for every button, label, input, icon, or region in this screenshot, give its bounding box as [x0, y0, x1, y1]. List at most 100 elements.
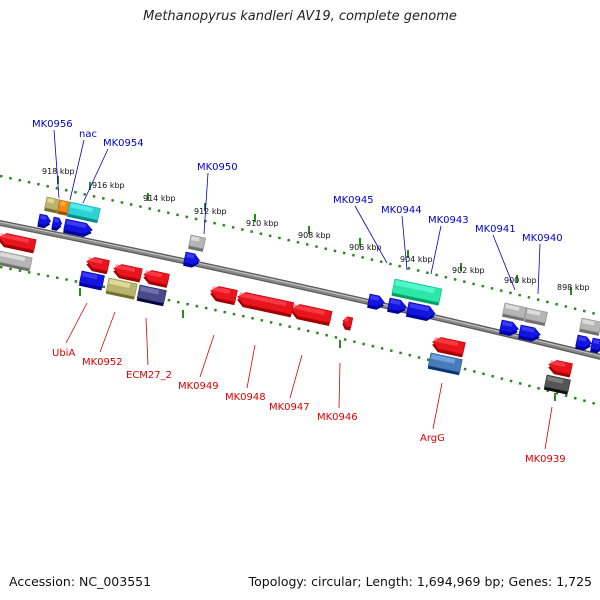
- lower-gene-label: MK0952: [82, 357, 123, 368]
- feature-highlight: [0, 252, 26, 262]
- feature-highlight: [211, 286, 231, 295]
- upper-leader-line: [354, 205, 388, 264]
- feature-highlight: [0, 233, 30, 243]
- feature-highlight: [185, 253, 195, 259]
- lower-leader-line: [338, 362, 341, 409]
- feature-highlight: [526, 309, 541, 316]
- lower-leader-line: [544, 406, 553, 450]
- lower-gene-label: UbiA: [52, 348, 75, 359]
- blue-arrow: [518, 324, 541, 342]
- upper-gene-label: MK0956: [32, 119, 73, 130]
- upper-gene-label: MK0954: [103, 138, 144, 149]
- feature-highlight: [430, 354, 456, 364]
- red-arrow: [210, 286, 238, 306]
- lower-leader-line: [145, 317, 149, 366]
- feature-highlight: [65, 220, 87, 229]
- red-arrow: [86, 257, 110, 275]
- blue-arrow: [405, 301, 436, 322]
- red-arrow: [237, 292, 295, 318]
- feature-highlight: [238, 292, 287, 307]
- blue-arrow: [590, 337, 600, 354]
- upper-gene-label: MK0950: [197, 162, 238, 173]
- feature-highlight: [394, 280, 435, 294]
- feature-highlight: [139, 286, 160, 295]
- label-leaders: [53, 129, 553, 450]
- gray-box: [524, 307, 548, 327]
- upper-leader-line: [82, 148, 109, 204]
- feature-highlight: [592, 339, 600, 345]
- gray-box: [579, 317, 600, 336]
- feature-highlight: [87, 257, 103, 264]
- feature-highlight: [46, 198, 55, 204]
- accession-text: Accession: NC_003551: [9, 574, 152, 589]
- upper-gene-label: MK0944: [381, 205, 422, 216]
- lower-gene-label: MK0946: [317, 412, 358, 423]
- upper-gene-label: MK0940: [522, 233, 563, 244]
- lower-leader-line: [246, 344, 256, 389]
- gray-box: [502, 302, 527, 322]
- feature-highlight: [81, 272, 98, 280]
- orange-box: [57, 199, 71, 216]
- blue-arrow: [183, 251, 200, 268]
- feature-highlight: [54, 218, 60, 223]
- upper-gene-label: nac: [79, 129, 97, 140]
- feature-highlight: [408, 303, 430, 312]
- slate-box: [136, 284, 167, 307]
- lower-gene-label: MK0939: [525, 454, 566, 465]
- upper-gene-label: MK0943: [428, 215, 469, 226]
- lower-leader-line: [289, 354, 303, 399]
- scale-tick-label: 898 kbp: [557, 283, 590, 292]
- upper-gene-label: MK0941: [475, 224, 516, 235]
- scale-tick-label: 916 kbp: [92, 181, 125, 190]
- red-arrow: [548, 360, 573, 378]
- lower-gene-label: ArgG: [420, 433, 445, 444]
- blue-arrow: [499, 319, 519, 336]
- lower-leader-line: [432, 382, 443, 430]
- upper-leader-line: [53, 129, 60, 199]
- scale-tick-label: 908 kbp: [298, 231, 331, 240]
- blue-arrow: [575, 334, 592, 351]
- upper-leader-line: [69, 139, 85, 201]
- feature-highlight: [114, 264, 136, 273]
- red-arrow: [143, 270, 170, 288]
- lower-gene-label: MK0949: [178, 381, 219, 392]
- feature-highlight: [344, 317, 350, 322]
- feature-highlight: [520, 326, 535, 333]
- feature-highlight: [369, 295, 380, 301]
- feature-highlight: [577, 336, 587, 342]
- feature-highlight: [581, 319, 595, 326]
- steel-box: [427, 352, 463, 376]
- lower-leader-line: [99, 311, 116, 353]
- feature-highlight: [549, 360, 566, 368]
- lower-gene-label: MK0948: [225, 392, 266, 403]
- scale-tick-label: 912 kbp: [194, 207, 227, 216]
- backbone: [0, 219, 600, 360]
- feature-highlight: [504, 304, 520, 311]
- upper-gene-label: MK0945: [333, 195, 374, 206]
- blue-box: [78, 270, 105, 291]
- feature-highlight: [389, 299, 401, 306]
- teal-box: [66, 201, 101, 224]
- gray-box: [188, 234, 207, 252]
- lower-gene-label: ECM27_2: [126, 370, 172, 381]
- scale-tick-label: 904 kbp: [400, 255, 433, 264]
- genome-stats-text: Topology: circular; Length: 1,694,969 bp…: [248, 574, 592, 589]
- feature-highlight: [190, 236, 200, 242]
- red-arrow: [113, 264, 143, 283]
- upper-leader-line: [203, 172, 209, 235]
- feature-highlight: [40, 215, 47, 220]
- blue-arrow: [37, 213, 52, 229]
- scale-tick-label: 918 kbp: [42, 167, 75, 176]
- map-title: Methanopyrus kandleri AV19, complete gen…: [143, 9, 457, 24]
- blue-arrow: [387, 297, 407, 314]
- red-arrow: [342, 316, 354, 331]
- feature-highlight: [108, 279, 131, 289]
- feature-highlight: [501, 321, 513, 328]
- red-arrow: [291, 304, 333, 326]
- gene-features: [0, 196, 600, 395]
- olive-box: [105, 277, 138, 300]
- blue-arrow: [63, 218, 93, 238]
- blue-arrow: [367, 293, 385, 310]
-*-*-
* _Task goal_
Give back an exact reproduction of the entries, with all pictures excluded.

* _Output_
for every button, label, input, icon, or region in this screenshot, give its bounding box as [x0, y0, x1, y1]. List at most 100 elements.
- lower-gene-label: MK0952: [82, 357, 123, 368]
- feature-highlight: [0, 252, 26, 262]
- feature-highlight: [211, 286, 231, 295]
- upper-leader-line: [354, 205, 388, 264]
- feature-highlight: [0, 233, 30, 243]
- feature-highlight: [185, 253, 195, 259]
- lower-leader-line: [338, 362, 341, 409]
- feature-highlight: [526, 309, 541, 316]
- lower-leader-line: [544, 406, 553, 450]
- lower-gene-label: UbiA: [52, 348, 75, 359]
- blue-arrow: [518, 324, 541, 342]
- upper-gene-label: MK0956: [32, 119, 73, 130]
- upper-gene-label: MK0954: [103, 138, 144, 149]
- feature-highlight: [430, 354, 456, 364]
- red-arrow: [210, 286, 238, 306]
- lower-leader-line: [145, 317, 149, 366]
- feature-highlight: [65, 220, 87, 229]
- red-arrow: [86, 257, 110, 275]
- blue-arrow: [405, 301, 436, 322]
- red-arrow: [237, 292, 295, 318]
- feature-highlight: [238, 292, 287, 307]
- blue-arrow: [590, 337, 600, 354]
- upper-gene-label: MK0950: [197, 162, 238, 173]
- feature-highlight: [394, 280, 435, 294]
- feature-highlight: [139, 286, 160, 295]
- label-leaders: [53, 129, 553, 450]
- gray-box: [524, 307, 548, 327]
- upper-leader-line: [82, 148, 109, 204]
- feature-highlight: [592, 339, 600, 345]
- gray-box: [579, 317, 600, 336]
- feature-highlight: [87, 257, 103, 264]
- feature-highlight: [46, 198, 55, 204]
- accession-text: Accession: NC_003551: [9, 574, 152, 589]
- upper-gene-label: MK0944: [381, 205, 422, 216]
- lower-gene-label: MK0946: [317, 412, 358, 423]
- upper-gene-label: MK0940: [522, 233, 563, 244]
- lower-leader-line: [246, 344, 256, 389]
- gray-box: [502, 302, 527, 322]
- feature-highlight: [81, 272, 98, 280]
- orange-box: [57, 199, 71, 216]
- blue-arrow: [183, 251, 200, 268]
- feature-highlight: [54, 218, 60, 223]
- upper-gene-label: nac: [79, 129, 97, 140]
- feature-highlight: [408, 303, 430, 312]
- slate-box: [136, 284, 167, 307]
- lower-gene-label: MK0939: [525, 454, 566, 465]
- upper-gene-label: MK0943: [428, 215, 469, 226]
- lower-leader-line: [289, 354, 303, 399]
- scale-tick-label: 898 kbp: [557, 283, 590, 292]
- upper-gene-label: MK0941: [475, 224, 516, 235]
- scale-tick-label: 916 kbp: [92, 181, 125, 190]
- red-arrow: [548, 360, 573, 378]
- lower-gene-label: ArgG: [420, 433, 445, 444]
- blue-arrow: [499, 319, 519, 336]
- lower-leader-line: [432, 382, 443, 430]
- upper-leader-line: [53, 129, 60, 199]
- scale-tick-label: 908 kbp: [298, 231, 331, 240]
- blue-arrow: [575, 334, 592, 351]
- upper-leader-line: [69, 139, 85, 201]
- feature-highlight: [114, 264, 136, 273]
- red-arrow: [143, 270, 170, 288]
- lower-gene-label: MK0949: [178, 381, 219, 392]
- feature-highlight: [344, 317, 350, 322]
- feature-highlight: [520, 326, 535, 333]
- feature-highlight: [369, 295, 380, 301]
- feature-highlight: [577, 336, 587, 342]
- feature-highlight: [581, 319, 595, 326]
- steel-box: [427, 352, 463, 376]
- lower-leader-line: [99, 311, 116, 353]
- feature-highlight: [549, 360, 566, 368]
- lower-gene-label: MK0948: [225, 392, 266, 403]
- scale-tick-label: 912 kbp: [194, 207, 227, 216]
- backbone: [0, 219, 600, 360]
- feature-highlight: [504, 304, 520, 311]
- upper-gene-label: MK0945: [333, 195, 374, 206]
- blue-box: [78, 270, 105, 291]
- feature-highlight: [389, 299, 401, 306]
- teal-box: [66, 201, 101, 224]
- gray-box: [188, 234, 207, 252]
- lower-gene-label: ECM27_2: [126, 370, 172, 381]
- scale-tick-label: 904 kbp: [400, 255, 433, 264]
- genome-stats-text: Topology: circular; Length: 1,694,969 bp…: [248, 574, 592, 589]
- feature-highlight: [190, 236, 200, 242]
- red-arrow: [113, 264, 143, 283]
- upper-leader-line: [203, 172, 209, 235]
- feature-highlight: [40, 215, 47, 220]
- blue-arrow: [37, 213, 52, 229]
- scale-tick-label: 918 kbp: [42, 167, 75, 176]
- map-title: Methanopyrus kandleri AV19, complete gen…: [143, 9, 457, 24]
- blue-arrow: [387, 297, 407, 314]
- red-arrow: [342, 316, 354, 331]
- feature-highlight: [108, 279, 131, 289]
- feature-highlight: [501, 321, 513, 328]
- red-arrow: [291, 304, 333, 326]
- gene-features: [0, 196, 600, 395]
- olive-box: [105, 277, 138, 300]
- blue-arrow: [63, 218, 93, 238]
- blue-arrow: [367, 293, 385, 310]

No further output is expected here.